__EXERCISE GOAL__:
Your task is to repeat the entries exactly. Leave the pictures out.

──────── RECORDS TO USE

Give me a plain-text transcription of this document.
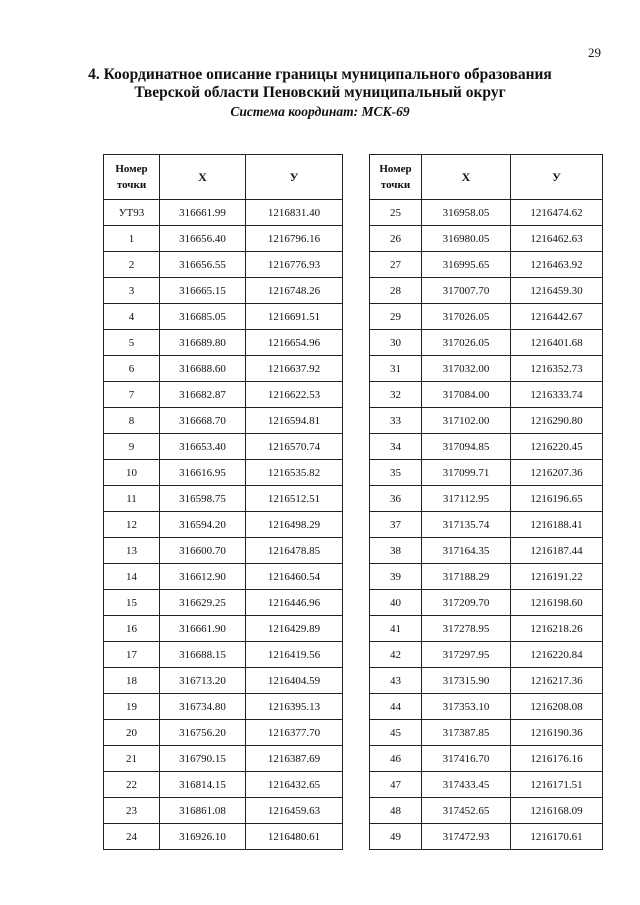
29
4. Координатное описание границы муниципального образования
Тверской области Пеновский муниципальный округ
Система координат: МСК-69
Номер
точки	Х	У
УТ93	316661.99	1216831.40
1	316656.40	1216796.16
2	316656.55	1216776.93
3	316665.15	1216748.26
4	316685.05	1216691.51
5	316689.80	1216654.96
6	316688.60	1216637.92
7	316682.87	1216622.53
8	316668.70	1216594.81
9	316653.40	1216570.74
10	316616.95	1216535.82
11	316598.75	1216512.51
12	316594.20	1216498.29
13	316600.70	1216478.85
14	316612.90	1216460.54
15	316629.25	1216446.96
16	316661.90	1216429.89
17	316688.15	1216419.56
18	316713.20	1216404.59
19	316734.80	1216395.13
20	316756.20	1216377.70
21	316790.15	1216387.69
22	316814.15	1216432.65
23	316861.08	1216459.63
24	316926.10	1216480.61
Номер
точки	Х	У
25	316958.05	1216474.62
26	316980.05	1216462.63
27	316995.65	1216463.92
28	317007.70	1216459.30
29	317026.05	1216442.67
30	317026.05	1216401.68
31	317032.00	1216352.73
32	317084.00	1216333.74
33	317102.00	1216290.80
34	317094.85	1216220.45
35	317099.71	1216207.36
36	317112.95	1216196.65
37	317135.74	1216188.41
38	317164.35	1216187.44
39	317188.29	1216191.22
40	317209.70	1216198.60
41	317278.95	1216218.26
42	317297.95	1216220.84
43	317315.90	1216217.36
44	317353.10	1216208.08
45	317387.85	1216190.36
46	317416.70	1216176.16
47	317433.45	1216171.51
48	317452.65	1216168.09
49	317472.93	1216170.61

────────────────

__PROBLEM SOLUTION__:
Give me a plain-text transcription of this document.
29
4. Координатное описание границы муниципального образования
Тверской области Пеновский муниципальный округ
Система координат: МСК-69
Номер
точки	Х	У
УТ93	316661.99	1216831.40
1	316656.40	1216796.16
2	316656.55	1216776.93
3	316665.15	1216748.26
4	316685.05	1216691.51
5	316689.80	1216654.96
6	316688.60	1216637.92
7	316682.87	1216622.53
8	316668.70	1216594.81
9	316653.40	1216570.74
10	316616.95	1216535.82
11	316598.75	1216512.51
12	316594.20	1216498.29
13	316600.70	1216478.85
14	316612.90	1216460.54
15	316629.25	1216446.96
16	316661.90	1216429.89
17	316688.15	1216419.56
18	316713.20	1216404.59
19	316734.80	1216395.13
20	316756.20	1216377.70
21	316790.15	1216387.69
22	316814.15	1216432.65
23	316861.08	1216459.63
24	316926.10	1216480.61
Номер
точки	Х	У
25	316958.05	1216474.62
26	316980.05	1216462.63
27	316995.65	1216463.92
28	317007.70	1216459.30
29	317026.05	1216442.67
30	317026.05	1216401.68
31	317032.00	1216352.73
32	317084.00	1216333.74
33	317102.00	1216290.80
34	317094.85	1216220.45
35	317099.71	1216207.36
36	317112.95	1216196.65
37	317135.74	1216188.41
38	317164.35	1216187.44
39	317188.29	1216191.22
40	317209.70	1216198.60
41	317278.95	1216218.26
42	317297.95	1216220.84
43	317315.90	1216217.36
44	317353.10	1216208.08
45	317387.85	1216190.36
46	317416.70	1216176.16
47	317433.45	1216171.51
48	317452.65	1216168.09
49	317472.93	1216170.61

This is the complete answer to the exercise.